* WHAT YOU HAVE TO DO *
Copy all lines below exactly as written. Leave pictures out.

* RECORDS TO USE *
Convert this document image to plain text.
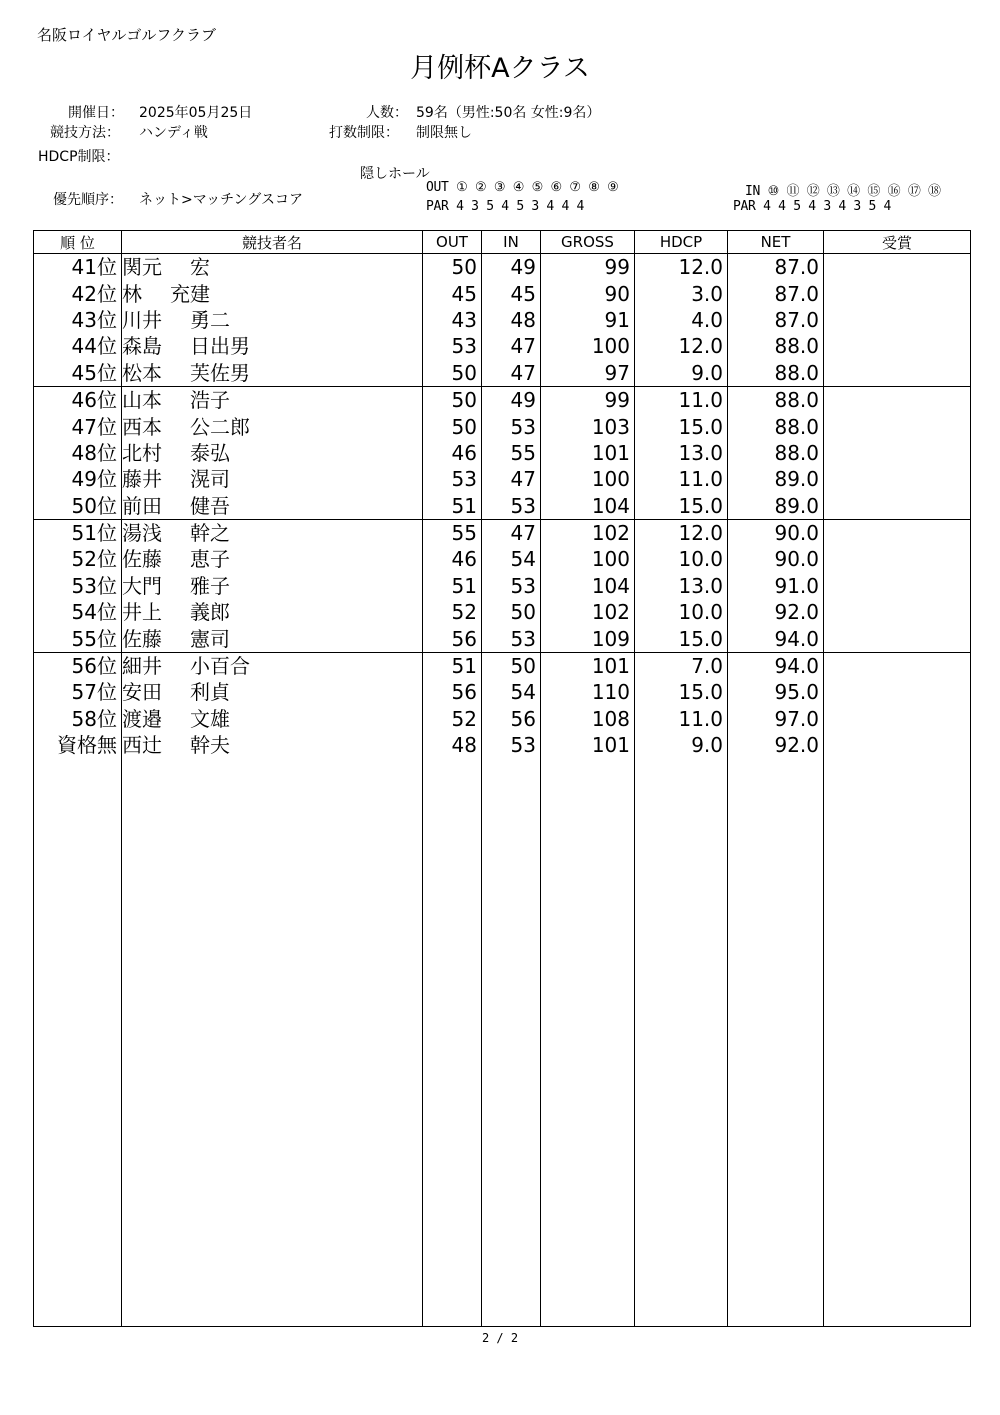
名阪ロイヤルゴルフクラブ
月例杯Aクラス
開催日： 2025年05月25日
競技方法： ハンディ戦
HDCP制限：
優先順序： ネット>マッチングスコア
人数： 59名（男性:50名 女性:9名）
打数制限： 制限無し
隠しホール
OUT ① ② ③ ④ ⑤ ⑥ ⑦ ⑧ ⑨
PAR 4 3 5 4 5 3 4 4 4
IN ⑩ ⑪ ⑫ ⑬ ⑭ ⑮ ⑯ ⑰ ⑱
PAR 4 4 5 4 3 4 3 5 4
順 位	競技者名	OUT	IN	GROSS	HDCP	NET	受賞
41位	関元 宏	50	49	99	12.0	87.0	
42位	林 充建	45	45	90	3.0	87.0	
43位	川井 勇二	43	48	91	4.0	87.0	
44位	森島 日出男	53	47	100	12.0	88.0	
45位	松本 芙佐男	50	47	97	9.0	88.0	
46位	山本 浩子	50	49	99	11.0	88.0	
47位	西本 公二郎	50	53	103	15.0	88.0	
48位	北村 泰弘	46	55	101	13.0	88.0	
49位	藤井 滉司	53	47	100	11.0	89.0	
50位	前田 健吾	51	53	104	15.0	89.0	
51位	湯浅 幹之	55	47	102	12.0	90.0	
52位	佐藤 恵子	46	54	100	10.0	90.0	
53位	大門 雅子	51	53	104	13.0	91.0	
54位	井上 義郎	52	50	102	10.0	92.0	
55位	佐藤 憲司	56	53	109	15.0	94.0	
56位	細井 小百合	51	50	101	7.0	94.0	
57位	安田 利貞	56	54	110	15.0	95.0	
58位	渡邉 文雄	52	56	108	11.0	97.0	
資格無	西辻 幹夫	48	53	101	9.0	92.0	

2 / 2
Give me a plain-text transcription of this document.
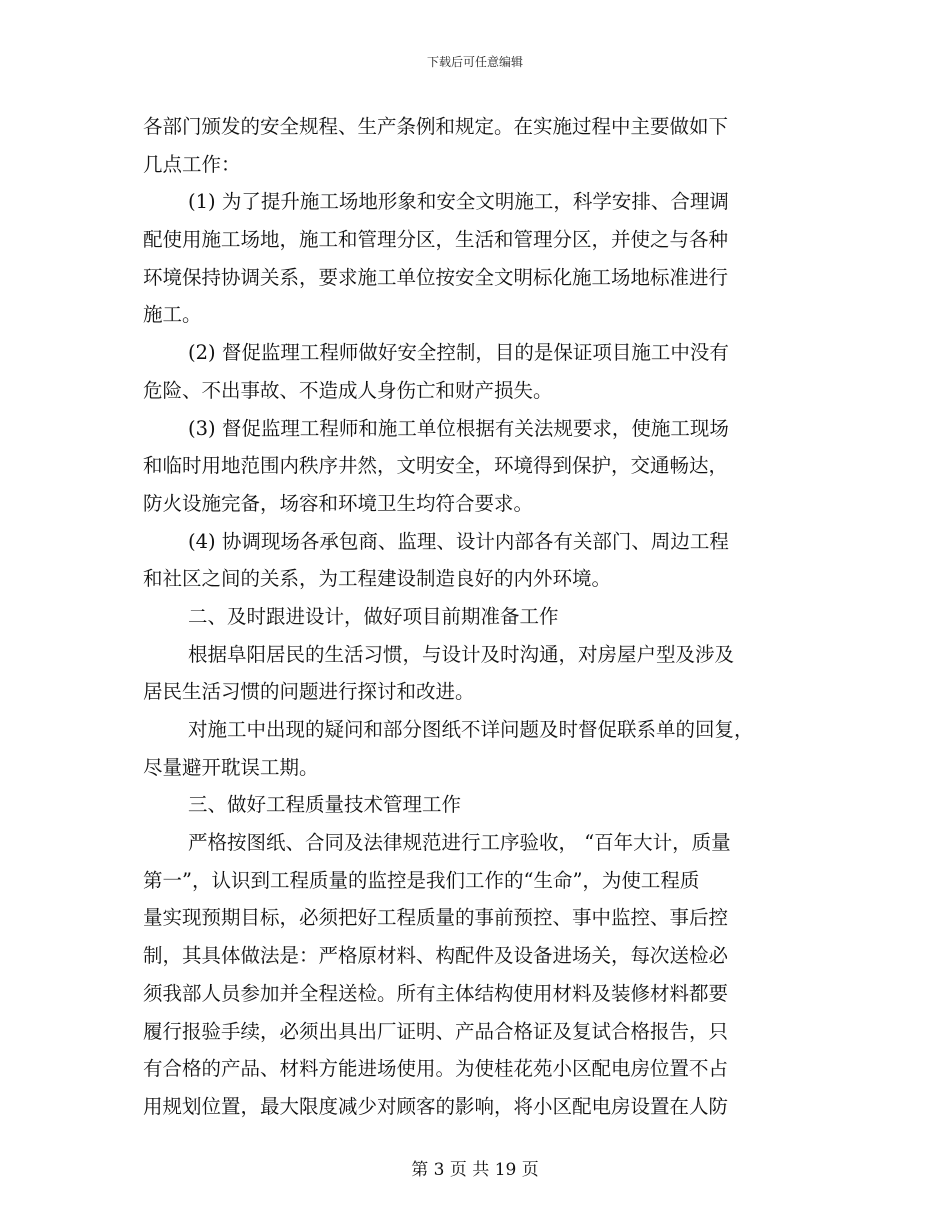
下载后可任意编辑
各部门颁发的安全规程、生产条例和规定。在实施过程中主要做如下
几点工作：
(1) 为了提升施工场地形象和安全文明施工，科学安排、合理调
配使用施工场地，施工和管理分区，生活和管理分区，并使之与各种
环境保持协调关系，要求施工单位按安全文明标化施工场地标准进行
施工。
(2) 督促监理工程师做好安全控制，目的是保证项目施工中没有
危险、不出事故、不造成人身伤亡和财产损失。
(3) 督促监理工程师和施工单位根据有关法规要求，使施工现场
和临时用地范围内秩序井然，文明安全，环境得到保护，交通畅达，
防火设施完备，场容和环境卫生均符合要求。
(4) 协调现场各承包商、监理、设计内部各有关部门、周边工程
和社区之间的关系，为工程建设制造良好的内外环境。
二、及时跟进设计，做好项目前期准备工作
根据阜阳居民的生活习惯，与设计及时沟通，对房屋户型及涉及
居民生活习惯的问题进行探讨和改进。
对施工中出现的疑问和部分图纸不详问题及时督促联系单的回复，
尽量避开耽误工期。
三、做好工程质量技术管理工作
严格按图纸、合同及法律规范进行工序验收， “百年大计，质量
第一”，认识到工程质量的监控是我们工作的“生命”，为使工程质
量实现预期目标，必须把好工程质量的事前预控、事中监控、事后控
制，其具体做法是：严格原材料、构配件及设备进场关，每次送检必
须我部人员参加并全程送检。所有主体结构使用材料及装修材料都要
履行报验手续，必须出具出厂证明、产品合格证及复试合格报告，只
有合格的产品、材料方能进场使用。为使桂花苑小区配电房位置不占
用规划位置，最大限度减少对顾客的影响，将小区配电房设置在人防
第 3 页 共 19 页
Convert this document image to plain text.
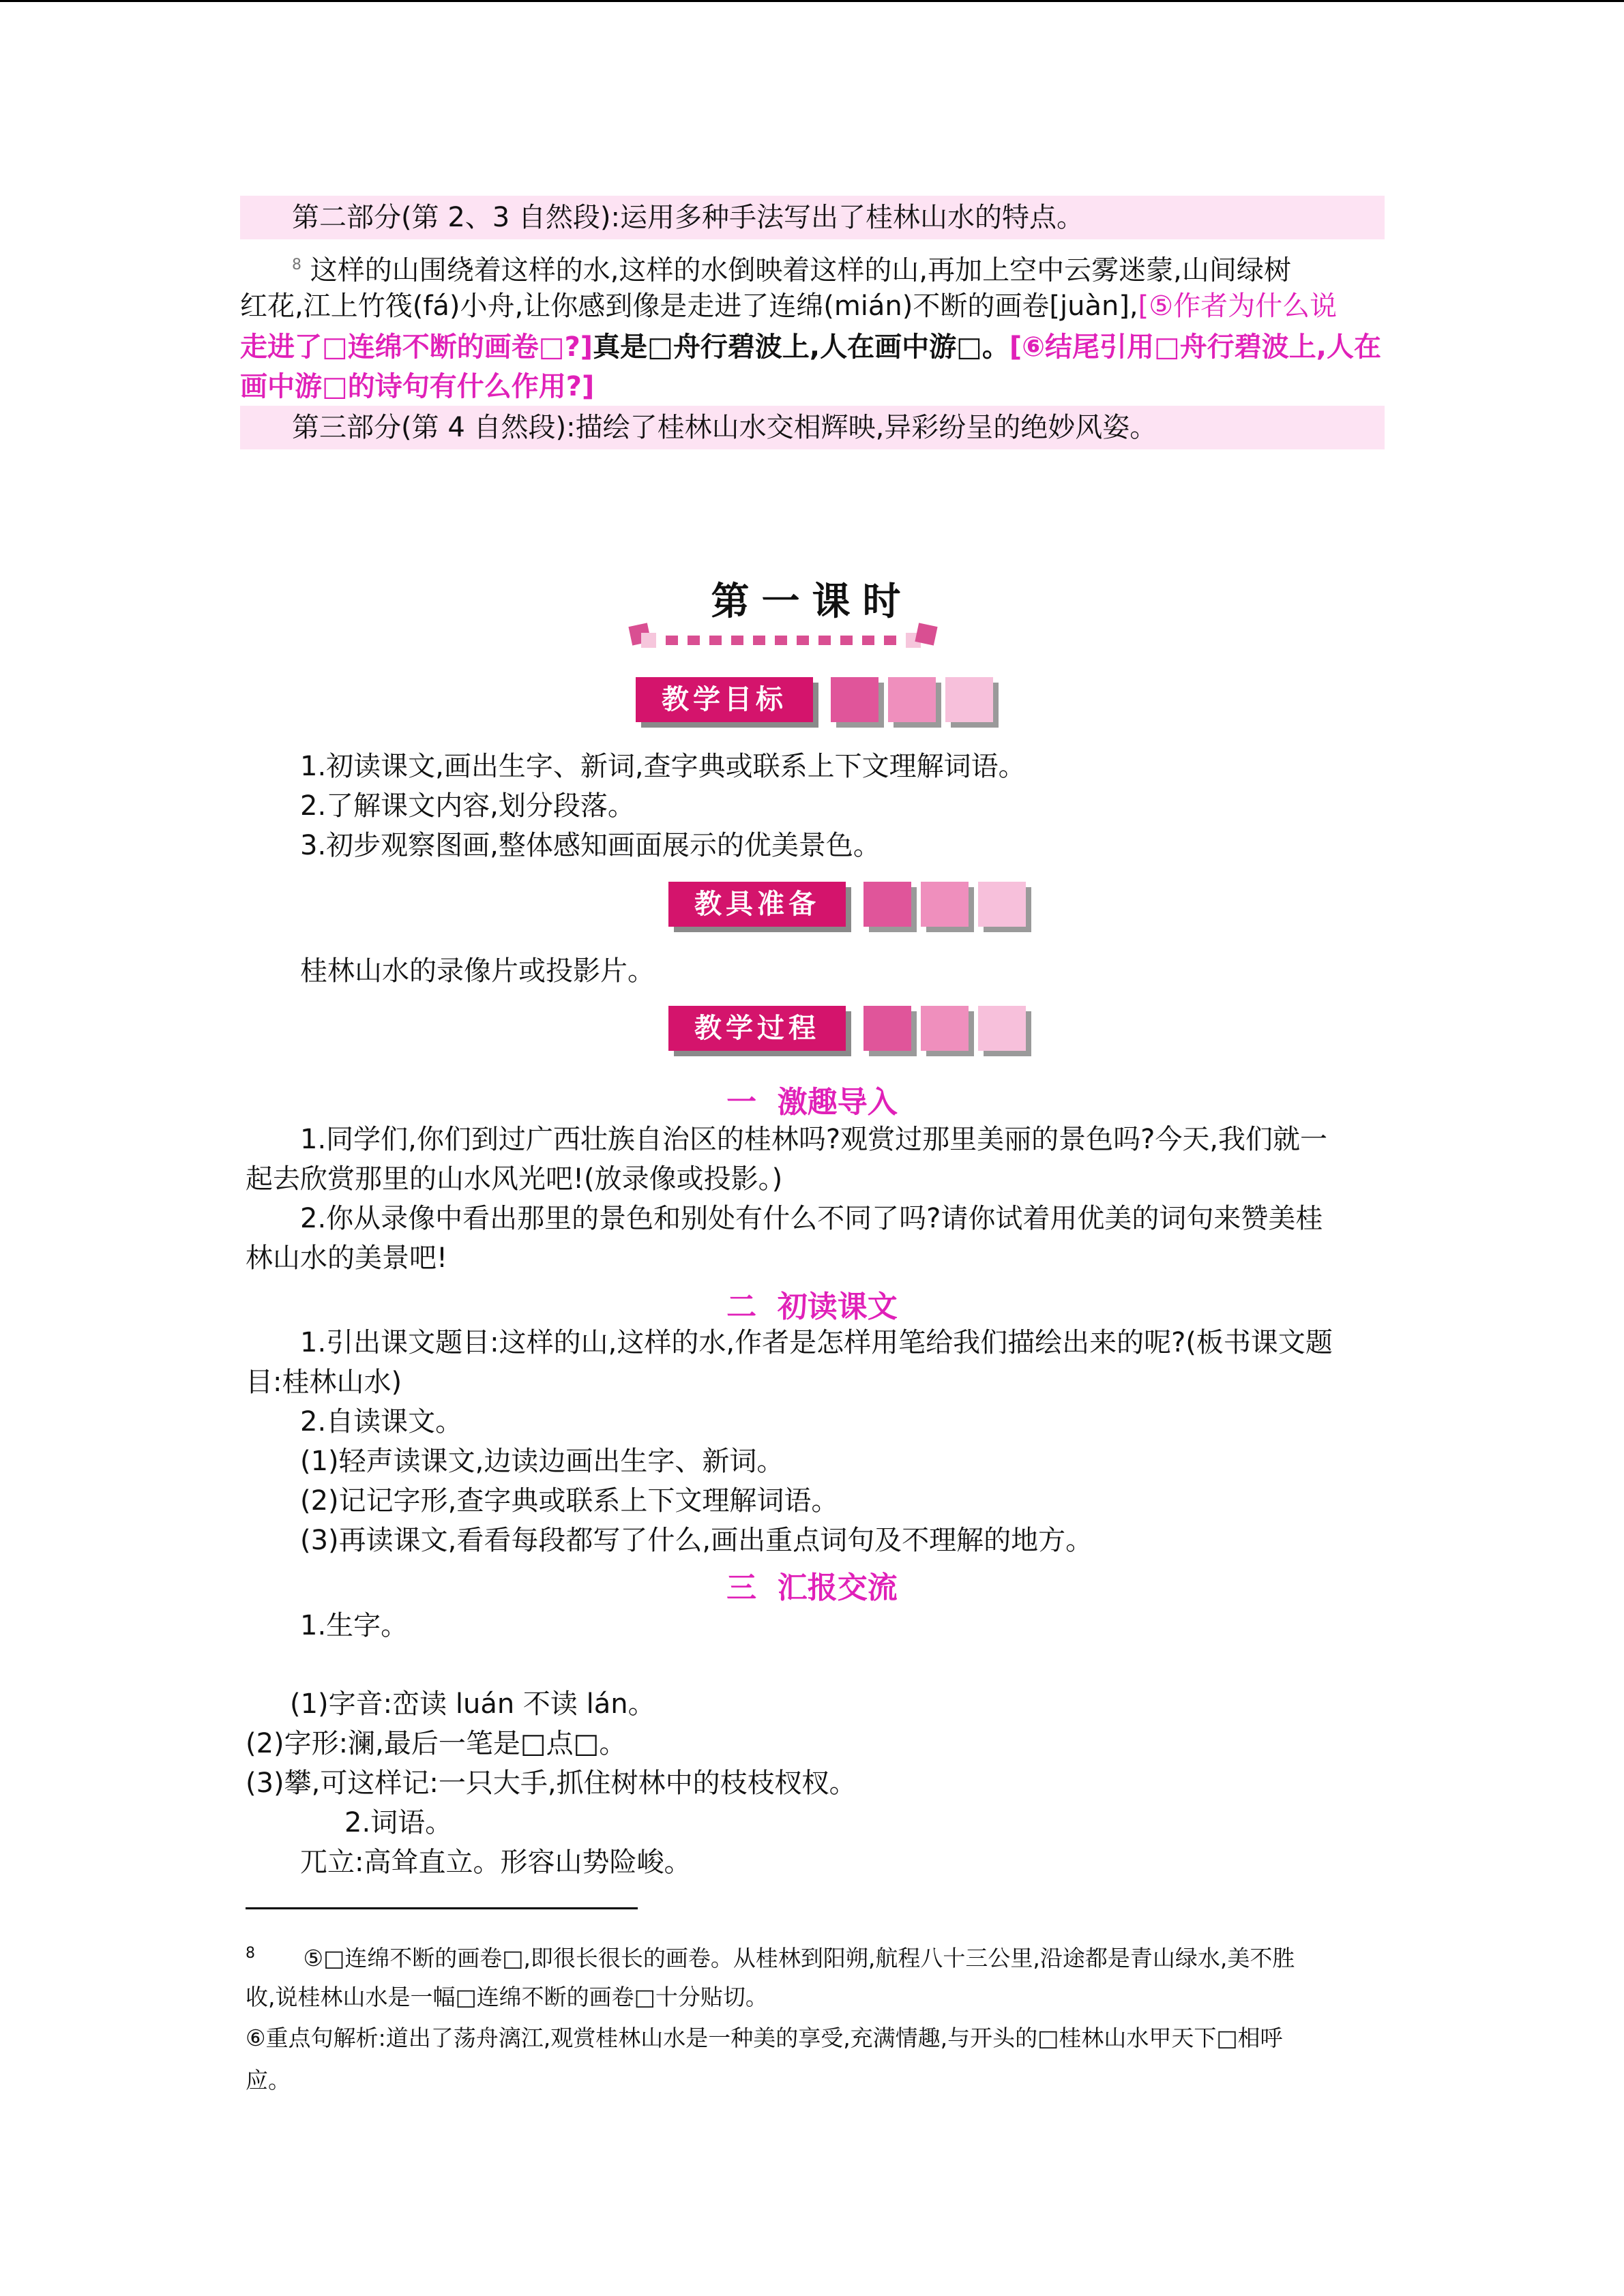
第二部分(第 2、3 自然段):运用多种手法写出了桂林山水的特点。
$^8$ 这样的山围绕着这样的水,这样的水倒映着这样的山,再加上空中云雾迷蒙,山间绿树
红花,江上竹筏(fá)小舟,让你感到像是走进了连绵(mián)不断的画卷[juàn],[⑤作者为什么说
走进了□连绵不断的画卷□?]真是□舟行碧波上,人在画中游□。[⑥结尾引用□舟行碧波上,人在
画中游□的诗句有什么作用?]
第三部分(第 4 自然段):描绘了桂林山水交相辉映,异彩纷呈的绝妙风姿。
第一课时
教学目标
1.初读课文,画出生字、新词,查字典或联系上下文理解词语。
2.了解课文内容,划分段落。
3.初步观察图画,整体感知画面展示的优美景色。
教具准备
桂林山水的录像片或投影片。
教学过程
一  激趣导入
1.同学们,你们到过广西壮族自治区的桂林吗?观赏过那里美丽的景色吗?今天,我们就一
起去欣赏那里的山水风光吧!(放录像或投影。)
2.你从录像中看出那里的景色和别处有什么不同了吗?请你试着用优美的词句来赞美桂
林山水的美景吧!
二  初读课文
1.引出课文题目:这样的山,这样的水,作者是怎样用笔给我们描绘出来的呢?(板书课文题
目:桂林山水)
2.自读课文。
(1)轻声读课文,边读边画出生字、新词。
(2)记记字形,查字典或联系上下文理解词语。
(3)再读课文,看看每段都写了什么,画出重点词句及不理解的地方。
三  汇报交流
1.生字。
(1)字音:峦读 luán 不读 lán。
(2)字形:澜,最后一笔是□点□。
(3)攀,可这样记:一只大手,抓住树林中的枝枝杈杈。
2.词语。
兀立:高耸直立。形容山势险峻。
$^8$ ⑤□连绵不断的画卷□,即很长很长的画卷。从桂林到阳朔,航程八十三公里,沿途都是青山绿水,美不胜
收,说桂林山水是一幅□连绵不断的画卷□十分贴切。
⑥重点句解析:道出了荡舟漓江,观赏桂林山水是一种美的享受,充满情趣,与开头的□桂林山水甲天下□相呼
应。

* OUTPUT OF THE TASK *
Convert this document image to plain text.
名阪ロイヤルゴルフクラブ
月例杯Aクラス
開催日： 2025年05月25日
競技方法： ハンディ戦
HDCP制限：
優先順序： ネット>マッチングスコア
人数： 59名（男性:50名 女性:9名）
打数制限： 制限無し
隠しホール
OUT ① ② ③ ④ ⑤ ⑥ ⑦ ⑧ ⑨
PAR 4 3 5 4 5 3 4 4 4
IN ⑩ ⑪ ⑫ ⑬ ⑭ ⑮ ⑯ ⑰ ⑱
PAR 4 4 5 4 3 4 3 5 4
順 位	競技者名	OUT	IN	GROSS	HDCP	NET	受賞
41位	関元 宏	50	49	99	12.0	87.0	
42位	林 充建	45	45	90	3.0	87.0	
43位	川井 勇二	43	48	91	4.0	87.0	
44位	森島 日出男	53	47	100	12.0	88.0	
45位	松本 芙佐男	50	47	97	9.0	88.0	
46位	山本 浩子	50	49	99	11.0	88.0	
47位	西本 公二郎	50	53	103	15.0	88.0	
48位	北村 泰弘	46	55	101	13.0	88.0	
49位	藤井 滉司	53	47	100	11.0	89.0	
50位	前田 健吾	51	53	104	15.0	89.0	
51位	湯浅 幹之	55	47	102	12.0	90.0	
52位	佐藤 恵子	46	54	100	10.0	90.0	
53位	大門 雅子	51	53	104	13.0	91.0	
54位	井上 義郎	52	50	102	10.0	92.0	
55位	佐藤 憲司	56	53	109	15.0	94.0	
56位	細井 小百合	51	50	101	7.0	94.0	
57位	安田 利貞	56	54	110	15.0	95.0	
58位	渡邉 文雄	52	56	108	11.0	97.0	
資格無	西辻 幹夫	48	53	101	9.0	92.0	

2 / 2
Give me a plain-text transcription of this document.
下载后可任意编辑
各部门颁发的安全规程、生产条例和规定。在实施过程中主要做如下
几点工作：
(1) 为了提升施工场地形象和安全文明施工，科学安排、合理调
配使用施工场地，施工和管理分区，生活和管理分区，并使之与各种
环境保持协调关系，要求施工单位按安全文明标化施工场地标准进行
施工。
(2) 督促监理工程师做好安全控制，目的是保证项目施工中没有
危险、不出事故、不造成人身伤亡和财产损失。
(3) 督促监理工程师和施工单位根据有关法规要求，使施工现场
和临时用地范围内秩序井然，文明安全，环境得到保护，交通畅达，
防火设施完备，场容和环境卫生均符合要求。
(4) 协调现场各承包商、监理、设计内部各有关部门、周边工程
和社区之间的关系，为工程建设制造良好的内外环境。
二、及时跟进设计，做好项目前期准备工作
根据阜阳居民的生活习惯，与设计及时沟通，对房屋户型及涉及
居民生活习惯的问题进行探讨和改进。
对施工中出现的疑问和部分图纸不详问题及时督促联系单的回复，
尽量避开耽误工期。
三、做好工程质量技术管理工作
严格按图纸、合同及法律规范进行工序验收， “百年大计，质量
第一”，认识到工程质量的监控是我们工作的“生命”，为使工程质
量实现预期目标，必须把好工程质量的事前预控、事中监控、事后控
制，其具体做法是：严格原材料、构配件及设备进场关，每次送检必
须我部人员参加并全程送检。所有主体结构使用材料及装修材料都要
履行报验手续，必须出具出厂证明、产品合格证及复试合格报告，只
有合格的产品、材料方能进场使用。为使桂花苑小区配电房位置不占
用规划位置，最大限度减少对顾客的影响，将小区配电房设置在人防
第 3 页 共 19 页
Convert this document image to plain text.
第二部分(第 2、3 自然段):运用多种手法写出了桂林山水的特点。
$^8$ 这样的山围绕着这样的水,这样的水倒映着这样的山,再加上空中云雾迷蒙,山间绿树
红花,江上竹筏(fá)小舟,让你感到像是走进了连绵(mián)不断的画卷[juàn],[⑤作者为什么说
走进了□连绵不断的画卷□?]真是□舟行碧波上,人在画中游□。[⑥结尾引用□舟行碧波上,人在
画中游□的诗句有什么作用?]
第三部分(第 4 自然段):描绘了桂林山水交相辉映,异彩纷呈的绝妙风姿。
第一课时
教学目标
1.初读课文,画出生字、新词,查字典或联系上下文理解词语。
2.了解课文内容,划分段落。
3.初步观察图画,整体感知画面展示的优美景色。
教具准备
桂林山水的录像片或投影片。
教学过程
一  激趣导入
1.同学们,你们到过广西壮族自治区的桂林吗?观赏过那里美丽的景色吗?今天,我们就一
起去欣赏那里的山水风光吧!(放录像或投影。)
2.你从录像中看出那里的景色和别处有什么不同了吗?请你试着用优美的词句来赞美桂
林山水的美景吧!
二  初读课文
1.引出课文题目:这样的山,这样的水,作者是怎样用笔给我们描绘出来的呢?(板书课文题
目:桂林山水)
2.自读课文。
(1)轻声读课文,边读边画出生字、新词。
(2)记记字形,查字典或联系上下文理解词语。
(3)再读课文,看看每段都写了什么,画出重点词句及不理解的地方。
三  汇报交流
1.生字。
(1)字音:峦读 luán 不读 lán。
(2)字形:澜,最后一笔是□点□。
(3)攀,可这样记:一只大手,抓住树林中的枝枝杈杈。
2.词语。
兀立:高耸直立。形容山势险峻。
$^8$ ⑤□连绵不断的画卷□,即很长很长的画卷。从桂林到阳朔,航程八十三公里,沿途都是青山绿水,美不胜
收,说桂林山水是一幅□连绵不断的画卷□十分贴切。
⑥重点句解析:道出了荡舟漓江,观赏桂林山水是一种美的享受,充满情趣,与开头的□桂林山水甲天下□相呼
应。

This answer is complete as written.